**Aim of the task**
Output the full listing word for word.

Records from a collection of figures:

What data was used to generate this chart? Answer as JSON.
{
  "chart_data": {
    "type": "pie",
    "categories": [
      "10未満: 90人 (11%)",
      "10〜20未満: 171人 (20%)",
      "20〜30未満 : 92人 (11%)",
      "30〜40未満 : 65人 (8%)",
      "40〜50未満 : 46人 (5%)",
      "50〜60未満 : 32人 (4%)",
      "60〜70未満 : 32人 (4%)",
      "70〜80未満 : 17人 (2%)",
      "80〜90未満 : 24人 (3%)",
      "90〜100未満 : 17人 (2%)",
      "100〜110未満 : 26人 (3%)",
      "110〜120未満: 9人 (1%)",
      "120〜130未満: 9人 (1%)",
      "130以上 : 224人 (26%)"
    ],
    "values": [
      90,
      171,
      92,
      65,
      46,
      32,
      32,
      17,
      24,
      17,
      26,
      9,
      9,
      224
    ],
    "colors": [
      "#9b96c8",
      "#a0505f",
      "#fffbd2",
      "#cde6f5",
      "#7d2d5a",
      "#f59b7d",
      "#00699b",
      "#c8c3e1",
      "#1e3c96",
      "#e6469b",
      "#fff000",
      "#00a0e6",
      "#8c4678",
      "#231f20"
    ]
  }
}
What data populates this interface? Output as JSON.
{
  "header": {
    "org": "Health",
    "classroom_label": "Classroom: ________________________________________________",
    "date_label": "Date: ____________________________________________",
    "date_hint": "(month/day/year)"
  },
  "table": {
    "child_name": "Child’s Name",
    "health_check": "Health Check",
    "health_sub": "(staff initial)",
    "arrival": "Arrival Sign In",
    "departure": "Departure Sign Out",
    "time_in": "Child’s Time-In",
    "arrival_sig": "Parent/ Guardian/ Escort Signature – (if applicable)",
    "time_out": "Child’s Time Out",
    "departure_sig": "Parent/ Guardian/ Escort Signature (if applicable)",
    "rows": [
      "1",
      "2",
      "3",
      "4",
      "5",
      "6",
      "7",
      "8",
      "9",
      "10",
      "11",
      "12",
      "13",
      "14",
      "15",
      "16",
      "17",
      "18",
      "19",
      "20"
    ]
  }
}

**Result for this exercise**
What data was used to generate this chart? Answer as JSON.
{
  "chart_data": {
    "type": "pie",
    "categories": [
      "10未満: 90人 (11%)",
      "10〜20未満: 171人 (20%)",
      "20〜30未満 : 92人 (11%)",
      "30〜40未満 : 65人 (8%)",
      "40〜50未満 : 46人 (5%)",
      "50〜60未満 : 32人 (4%)",
      "60〜70未満 : 32人 (4%)",
      "70〜80未満 : 17人 (2%)",
      "80〜90未満 : 24人 (3%)",
      "90〜100未満 : 17人 (2%)",
      "100〜110未満 : 26人 (3%)",
      "110〜120未満: 9人 (1%)",
      "120〜130未満: 9人 (1%)",
      "130以上 : 224人 (26%)"
    ],
    "values": [
      90,
      171,
      92,
      65,
      46,
      32,
      32,
      17,
      24,
      17,
      26,
      9,
      9,
      224
    ],
    "colors": [
      "#9b96c8",
      "#a0505f",
      "#fffbd2",
      "#cde6f5",
      "#7d2d5a",
      "#f59b7d",
      "#00699b",
      "#c8c3e1",
      "#1e3c96",
      "#e6469b",
      "#fff000",
      "#00a0e6",
      "#8c4678",
      "#231f20"
    ]
  }
}
What data populates this interface? Output as JSON.
{
  "header": {
    "org": "Health",
    "classroom_label": "Classroom: ________________________________________________",
    "date_label": "Date: ____________________________________________",
    "date_hint": "(month/day/year)"
  },
  "table": {
    "child_name": "Child’s Name",
    "health_check": "Health Check",
    "health_sub": "(staff initial)",
    "arrival": "Arrival Sign In",
    "departure": "Departure Sign Out",
    "time_in": "Child’s Time-In",
    "arrival_sig": "Parent/ Guardian/ Escort Signature – (if applicable)",
    "time_out": "Child’s Time Out",
    "departure_sig": "Parent/ Guardian/ Escort Signature (if applicable)",
    "rows": [
      "1",
      "2",
      "3",
      "4",
      "5",
      "6",
      "7",
      "8",
      "9",
      "10",
      "11",
      "12",
      "13",
      "14",
      "15",
      "16",
      "17",
      "18",
      "19",
      "20"
    ]
  }
}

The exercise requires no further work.